──────── Records to use
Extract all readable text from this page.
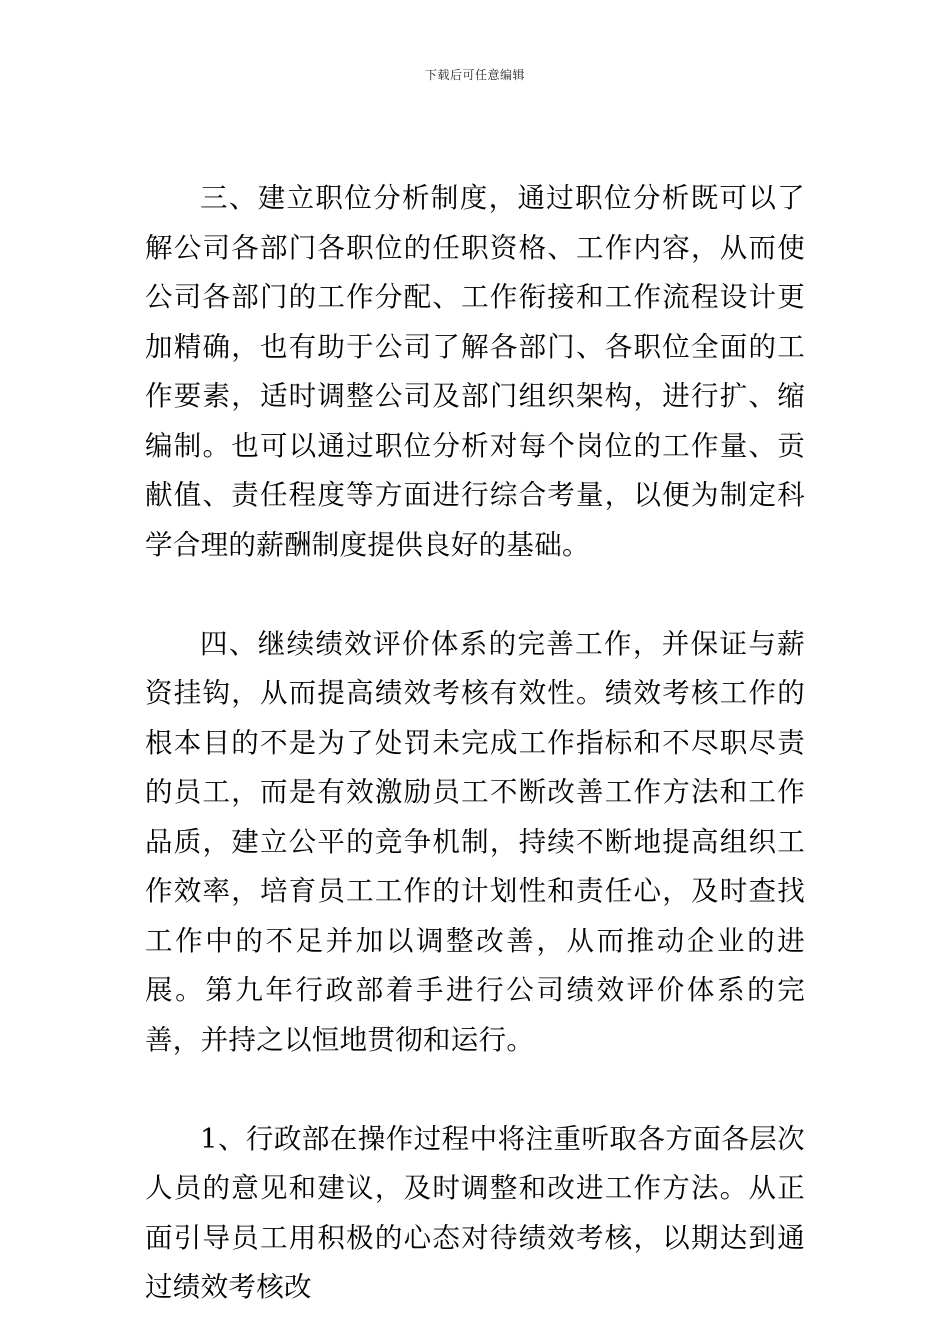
下载后可任意编辑

三、建立职位分析制度，通过职位分析既可以了解公司各部门各职位的任职资格、工作内容，从而使公司各部门的工作分配、工作衔接和工作流程设计更加精确，也有助于公司了解各部门、各职位全面的工作要素，适时调整公司及部门组织架构，进行扩、缩编制。也可以通过职位分析对每个岗位的工作量、贡献值、责任程度等方面进行综合考量，以便为制定科学合理的薪酬制度提供良好的基础。

四、继续绩效评价体系的完善工作，并保证与薪资挂钩，从而提高绩效考核有效性。绩效考核工作的根本目的不是为了处罚未完成工作指标和不尽职尽责的员工，而是有效激励员工不断改善工作方法和工作品质，建立公平的竞争机制，持续不断地提高组织工作效率，培育员工工作的计划性和责任心，及时查找工作中的不足并加以调整改善，从而推动企业的进展。第九年行政部着手进行公司绩效评价体系的完善，并持之以恒地贯彻和运行。

1、行政部在操作过程中将注重听取各方面各层次人员的意见和建议，及时调整和改进工作方法。从正面引导员工用积极的心态对待绩效考核，以期达到通过绩效考核改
────────────────
Copy the records exactly. Skip the pictures.

Extract all readable text from this page.
下载后可任意编辑

三、建立职位分析制度，通过职位分析既可以了解公司各部门各职位的任职资格、工作内容，从而使公司各部门的工作分配、工作衔接和工作流程设计更加精确，也有助于公司了解各部门、各职位全面的工作要素，适时调整公司及部门组织架构，进行扩、缩编制。也可以通过职位分析对每个岗位的工作量、贡献值、责任程度等方面进行综合考量，以便为制定科学合理的薪酬制度提供良好的基础。

四、继续绩效评价体系的完善工作，并保证与薪资挂钩，从而提高绩效考核有效性。绩效考核工作的根本目的不是为了处罚未完成工作指标和不尽职尽责的员工，而是有效激励员工不断改善工作方法和工作品质，建立公平的竞争机制，持续不断地提高组织工作效率，培育员工工作的计划性和责任心，及时查找工作中的不足并加以调整改善，从而推动企业的进展。第九年行政部着手进行公司绩效评价体系的完善，并持之以恒地贯彻和运行。

1、行政部在操作过程中将注重听取各方面各层次人员的意见和建议，及时调整和改进工作方法。从正面引导员工用积极的心态对待绩效考核，以期达到通过绩效考核改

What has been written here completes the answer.